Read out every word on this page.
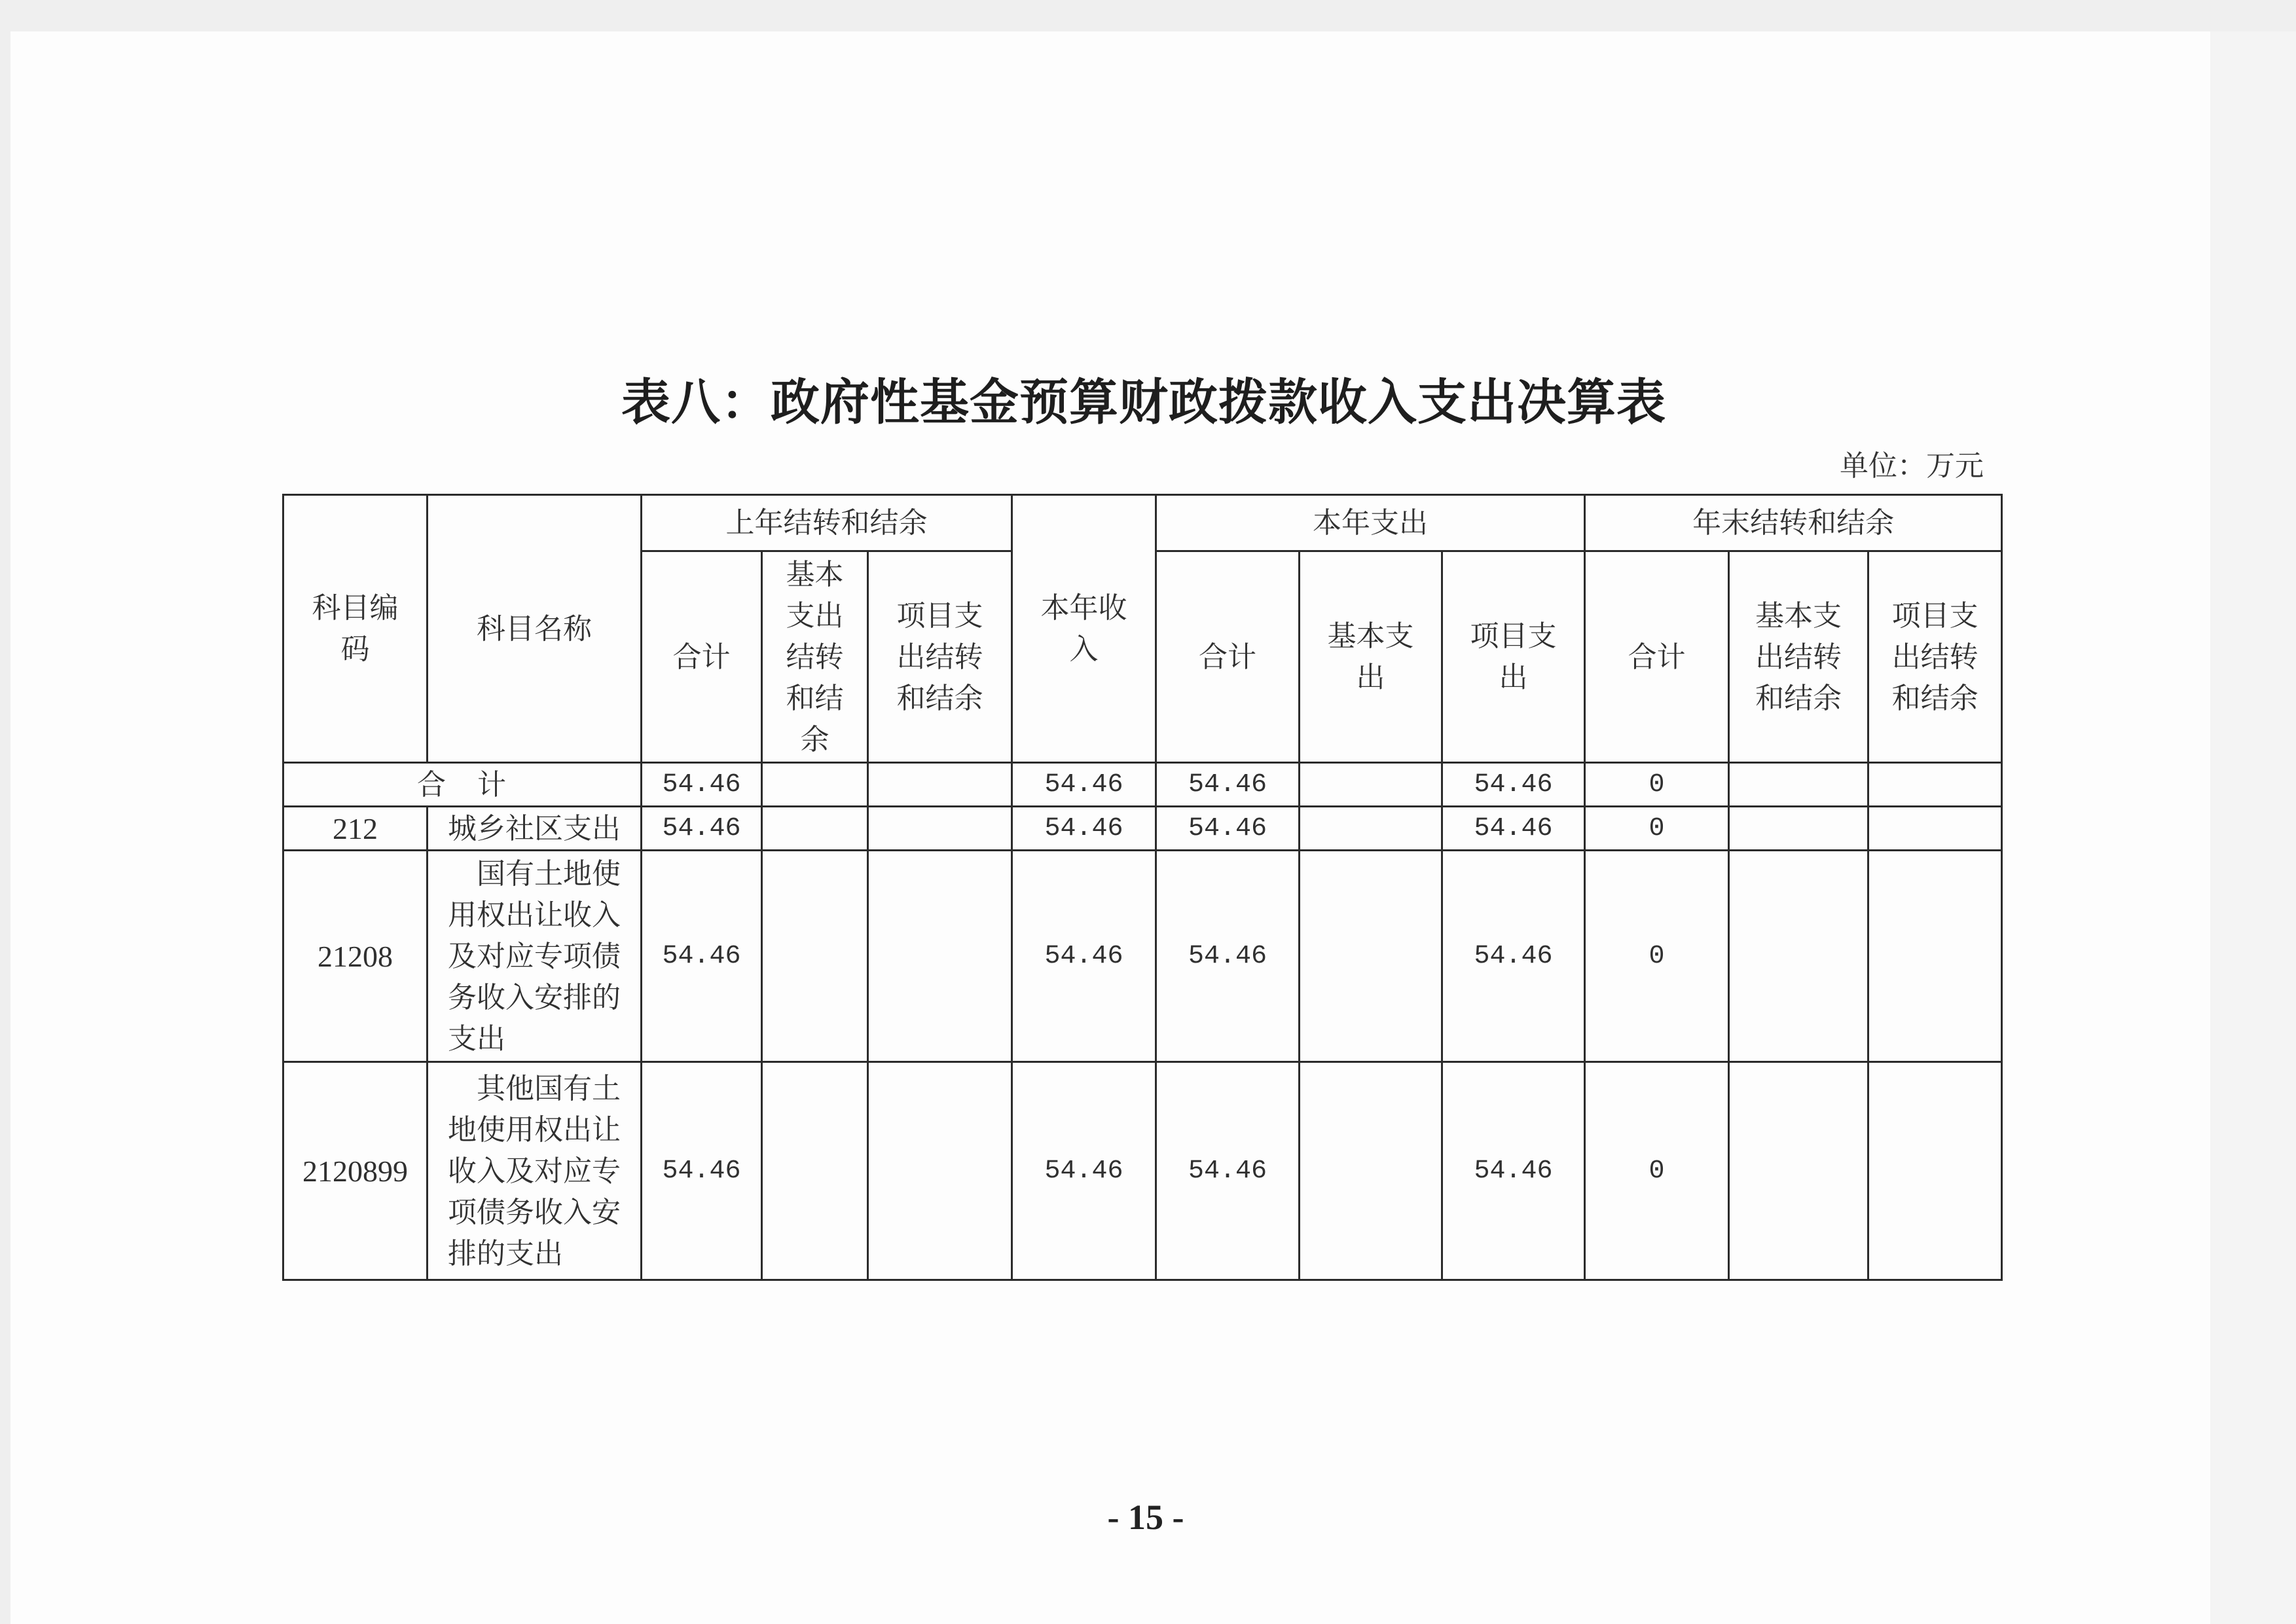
表八：政府性基金预算财政拨款收入支出决算表
单位：万元
科目编码	科目名称	上年结转和结余			本年收入	本年支出			年末结转和结余		
		合计	基本支出结转和结余	项目支出结转和结余		合计	基本支出	项目支出	合计	基本支出结转和结余	项目支出结转和结余
合　计		54.46			54.46	54.46		54.46	0		
212	城乡社区支出	54.46			54.46	54.46		54.46	0		
21208	国有土地使用权出让收入及对应专项债务收入安排的支出	54.46			54.46	54.46		54.46	0		
2120899	其他国有土地使用权出让收入及对应专项债务收入安排的支出	54.46			54.46	54.46		54.46	0		
- 15 -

Task brief – Repeat the data exactly, excluding the pictures.

Exercise response –
Read out every word on this page.
表八：政府性基金预算财政拨款收入支出决算表
单位：万元
科目编码	科目名称	上年结转和结余			本年收入	本年支出			年末结转和结余		
		合计	基本支出结转和结余	项目支出结转和结余		合计	基本支出	项目支出	合计	基本支出结转和结余	项目支出结转和结余
合　计		54.46			54.46	54.46		54.46	0		
212	城乡社区支出	54.46			54.46	54.46		54.46	0		
21208	国有土地使用权出让收入及对应专项债务收入安排的支出	54.46			54.46	54.46		54.46	0		
2120899	其他国有土地使用权出让收入及对应专项债务收入安排的支出	54.46			54.46	54.46		54.46	0		
- 15 -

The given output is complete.